*Given data:*
▼
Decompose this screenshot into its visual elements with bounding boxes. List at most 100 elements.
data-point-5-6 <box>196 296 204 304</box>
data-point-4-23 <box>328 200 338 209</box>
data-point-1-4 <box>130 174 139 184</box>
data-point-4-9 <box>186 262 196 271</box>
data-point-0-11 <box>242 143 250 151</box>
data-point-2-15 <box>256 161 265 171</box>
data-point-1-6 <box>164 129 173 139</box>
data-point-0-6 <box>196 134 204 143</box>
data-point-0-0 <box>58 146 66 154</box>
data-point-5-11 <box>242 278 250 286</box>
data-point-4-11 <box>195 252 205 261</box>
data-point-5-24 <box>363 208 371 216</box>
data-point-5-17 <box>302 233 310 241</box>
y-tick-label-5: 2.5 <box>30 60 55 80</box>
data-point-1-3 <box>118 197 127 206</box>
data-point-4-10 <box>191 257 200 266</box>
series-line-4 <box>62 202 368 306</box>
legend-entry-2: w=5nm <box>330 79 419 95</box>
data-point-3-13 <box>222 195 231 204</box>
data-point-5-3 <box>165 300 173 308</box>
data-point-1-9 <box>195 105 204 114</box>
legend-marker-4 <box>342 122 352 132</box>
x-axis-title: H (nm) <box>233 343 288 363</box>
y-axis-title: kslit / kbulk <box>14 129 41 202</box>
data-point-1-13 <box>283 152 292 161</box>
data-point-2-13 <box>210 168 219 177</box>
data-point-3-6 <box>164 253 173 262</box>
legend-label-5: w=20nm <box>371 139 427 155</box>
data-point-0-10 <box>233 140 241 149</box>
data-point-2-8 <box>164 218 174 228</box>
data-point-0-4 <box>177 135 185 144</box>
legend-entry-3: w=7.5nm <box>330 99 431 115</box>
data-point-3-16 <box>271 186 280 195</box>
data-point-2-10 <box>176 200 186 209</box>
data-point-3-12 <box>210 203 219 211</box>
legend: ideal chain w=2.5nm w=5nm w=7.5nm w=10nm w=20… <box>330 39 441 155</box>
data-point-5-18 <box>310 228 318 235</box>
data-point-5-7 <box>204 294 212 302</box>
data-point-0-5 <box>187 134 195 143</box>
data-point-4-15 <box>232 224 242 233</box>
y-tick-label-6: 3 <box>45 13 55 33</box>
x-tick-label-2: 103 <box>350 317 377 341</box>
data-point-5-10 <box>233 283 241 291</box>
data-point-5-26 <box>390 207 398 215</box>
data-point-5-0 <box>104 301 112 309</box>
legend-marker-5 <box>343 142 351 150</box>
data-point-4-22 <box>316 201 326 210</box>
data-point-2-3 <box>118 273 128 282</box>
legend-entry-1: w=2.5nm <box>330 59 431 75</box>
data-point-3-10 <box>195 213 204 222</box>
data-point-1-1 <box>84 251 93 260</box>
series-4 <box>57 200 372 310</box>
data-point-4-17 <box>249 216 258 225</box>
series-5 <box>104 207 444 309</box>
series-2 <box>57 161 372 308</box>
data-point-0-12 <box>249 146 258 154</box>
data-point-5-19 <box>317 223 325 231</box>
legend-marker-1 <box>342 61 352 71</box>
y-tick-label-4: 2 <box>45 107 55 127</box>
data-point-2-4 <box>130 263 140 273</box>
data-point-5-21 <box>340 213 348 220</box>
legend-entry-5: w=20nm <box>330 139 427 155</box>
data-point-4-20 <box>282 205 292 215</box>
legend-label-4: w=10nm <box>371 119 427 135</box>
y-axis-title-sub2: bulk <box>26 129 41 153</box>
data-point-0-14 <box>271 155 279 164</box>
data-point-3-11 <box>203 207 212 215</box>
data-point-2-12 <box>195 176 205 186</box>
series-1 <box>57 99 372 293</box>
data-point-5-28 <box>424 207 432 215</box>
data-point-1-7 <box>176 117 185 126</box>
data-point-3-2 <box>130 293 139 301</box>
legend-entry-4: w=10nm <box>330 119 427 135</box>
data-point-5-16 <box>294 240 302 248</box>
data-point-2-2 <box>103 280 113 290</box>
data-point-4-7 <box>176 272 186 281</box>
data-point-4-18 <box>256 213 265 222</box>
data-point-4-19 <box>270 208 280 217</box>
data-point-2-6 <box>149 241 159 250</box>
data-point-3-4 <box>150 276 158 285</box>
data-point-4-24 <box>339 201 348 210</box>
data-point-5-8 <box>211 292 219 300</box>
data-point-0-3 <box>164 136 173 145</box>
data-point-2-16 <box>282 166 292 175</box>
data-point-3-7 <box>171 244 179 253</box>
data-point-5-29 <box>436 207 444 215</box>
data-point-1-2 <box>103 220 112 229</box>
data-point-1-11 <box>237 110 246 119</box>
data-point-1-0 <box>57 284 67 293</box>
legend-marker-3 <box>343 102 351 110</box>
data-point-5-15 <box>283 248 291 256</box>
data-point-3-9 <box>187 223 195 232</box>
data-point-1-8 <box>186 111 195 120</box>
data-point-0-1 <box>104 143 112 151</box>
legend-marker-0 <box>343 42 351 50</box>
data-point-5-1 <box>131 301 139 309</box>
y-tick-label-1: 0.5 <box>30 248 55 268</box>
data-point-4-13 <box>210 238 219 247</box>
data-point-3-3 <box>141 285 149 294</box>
▲
*Task prompt:* Can you rewrite the lines above, swapping "x-axis-title" for "horizontal-axis-title" and changing nothing else?

*Correct response:*
Decompose this screenshot into its visual elements with bounding boxes. List at most 100 elements.
data-point-5-6 <box>196 296 204 304</box>
data-point-4-23 <box>328 200 338 209</box>
data-point-1-4 <box>130 174 139 184</box>
data-point-4-9 <box>186 262 196 271</box>
data-point-0-11 <box>242 143 250 151</box>
data-point-2-15 <box>256 161 265 171</box>
data-point-1-6 <box>164 129 173 139</box>
data-point-0-6 <box>196 134 204 143</box>
data-point-0-0 <box>58 146 66 154</box>
data-point-5-11 <box>242 278 250 286</box>
data-point-4-11 <box>195 252 205 261</box>
data-point-5-24 <box>363 208 371 216</box>
data-point-5-17 <box>302 233 310 241</box>
y-tick-label-5: 2.5 <box>30 60 55 80</box>
data-point-1-3 <box>118 197 127 206</box>
data-point-4-10 <box>191 257 200 266</box>
series-line-4 <box>62 202 368 306</box>
legend-entry-2: w=5nm <box>330 79 419 95</box>
data-point-3-13 <box>222 195 231 204</box>
data-point-5-3 <box>165 300 173 308</box>
data-point-1-9 <box>195 105 204 114</box>
legend-marker-4 <box>342 122 352 132</box>
horizontal-axis-title: H (nm) <box>233 343 288 363</box>
y-axis-title: kslit / kbulk <box>14 129 41 202</box>
data-point-1-13 <box>283 152 292 161</box>
data-point-2-13 <box>210 168 219 177</box>
data-point-3-6 <box>164 253 173 262</box>
legend-label-5: w=20nm <box>371 139 427 155</box>
data-point-0-10 <box>233 140 241 149</box>
data-point-2-8 <box>164 218 174 228</box>
data-point-0-4 <box>177 135 185 144</box>
legend-entry-3: w=7.5nm <box>330 99 431 115</box>
data-point-3-16 <box>271 186 280 195</box>
data-point-2-10 <box>176 200 186 209</box>
data-point-3-12 <box>210 203 219 211</box>
legend: ideal chain w=2.5nm w=5nm w=7.5nm w=10nm w=20… <box>330 39 441 155</box>
data-point-5-18 <box>310 228 318 235</box>
data-point-5-7 <box>204 294 212 302</box>
data-point-0-5 <box>187 134 195 143</box>
data-point-4-15 <box>232 224 242 233</box>
y-tick-label-6: 3 <box>45 13 55 33</box>
x-tick-label-2: 103 <box>350 317 377 341</box>
data-point-5-10 <box>233 283 241 291</box>
data-point-5-26 <box>390 207 398 215</box>
data-point-5-0 <box>104 301 112 309</box>
legend-marker-5 <box>343 142 351 150</box>
data-point-4-22 <box>316 201 326 210</box>
data-point-2-3 <box>118 273 128 282</box>
legend-entry-1: w=2.5nm <box>330 59 431 75</box>
data-point-3-10 <box>195 213 204 222</box>
data-point-1-1 <box>84 251 93 260</box>
series-4 <box>57 200 372 310</box>
data-point-4-17 <box>249 216 258 225</box>
series-5 <box>104 207 444 309</box>
series-2 <box>57 161 372 308</box>
data-point-0-12 <box>249 146 258 154</box>
data-point-5-19 <box>317 223 325 231</box>
legend-marker-1 <box>342 61 352 71</box>
y-tick-label-4: 2 <box>45 107 55 127</box>
data-point-2-4 <box>130 263 140 273</box>
data-point-5-21 <box>340 213 348 220</box>
legend-entry-5: w=20nm <box>330 139 427 155</box>
data-point-4-20 <box>282 205 292 215</box>
legend-label-4: w=10nm <box>371 119 427 135</box>
y-axis-title-sub2: bulk <box>26 129 41 153</box>
data-point-0-14 <box>271 155 279 164</box>
data-point-3-11 <box>203 207 212 215</box>
data-point-2-12 <box>195 176 205 186</box>
series-1 <box>57 99 372 293</box>
data-point-5-28 <box>424 207 432 215</box>
data-point-1-7 <box>176 117 185 126</box>
data-point-3-2 <box>130 293 139 301</box>
legend-entry-4: w=10nm <box>330 119 427 135</box>
data-point-5-16 <box>294 240 302 248</box>
data-point-2-2 <box>103 280 113 290</box>
data-point-4-7 <box>176 272 186 281</box>
data-point-4-18 <box>256 213 265 222</box>
data-point-4-19 <box>270 208 280 217</box>
data-point-2-6 <box>149 241 159 250</box>
data-point-3-4 <box>150 276 158 285</box>
data-point-4-24 <box>339 201 348 210</box>
data-point-5-8 <box>211 292 219 300</box>
data-point-0-3 <box>164 136 173 145</box>
data-point-2-16 <box>282 166 292 175</box>
data-point-3-7 <box>171 244 179 253</box>
data-point-5-29 <box>436 207 444 215</box>
data-point-1-2 <box>103 220 112 229</box>
data-point-1-11 <box>237 110 246 119</box>
data-point-1-0 <box>57 284 67 293</box>
legend-marker-3 <box>343 102 351 110</box>
data-point-5-15 <box>283 248 291 256</box>
data-point-3-9 <box>187 223 195 232</box>
data-point-1-8 <box>186 111 195 120</box>
data-point-0-1 <box>104 143 112 151</box>
legend-marker-0 <box>343 42 351 50</box>
data-point-5-1 <box>131 301 139 309</box>
y-tick-label-1: 0.5 <box>30 248 55 268</box>
data-point-4-13 <box>210 238 219 247</box>
data-point-3-3 <box>141 285 149 294</box>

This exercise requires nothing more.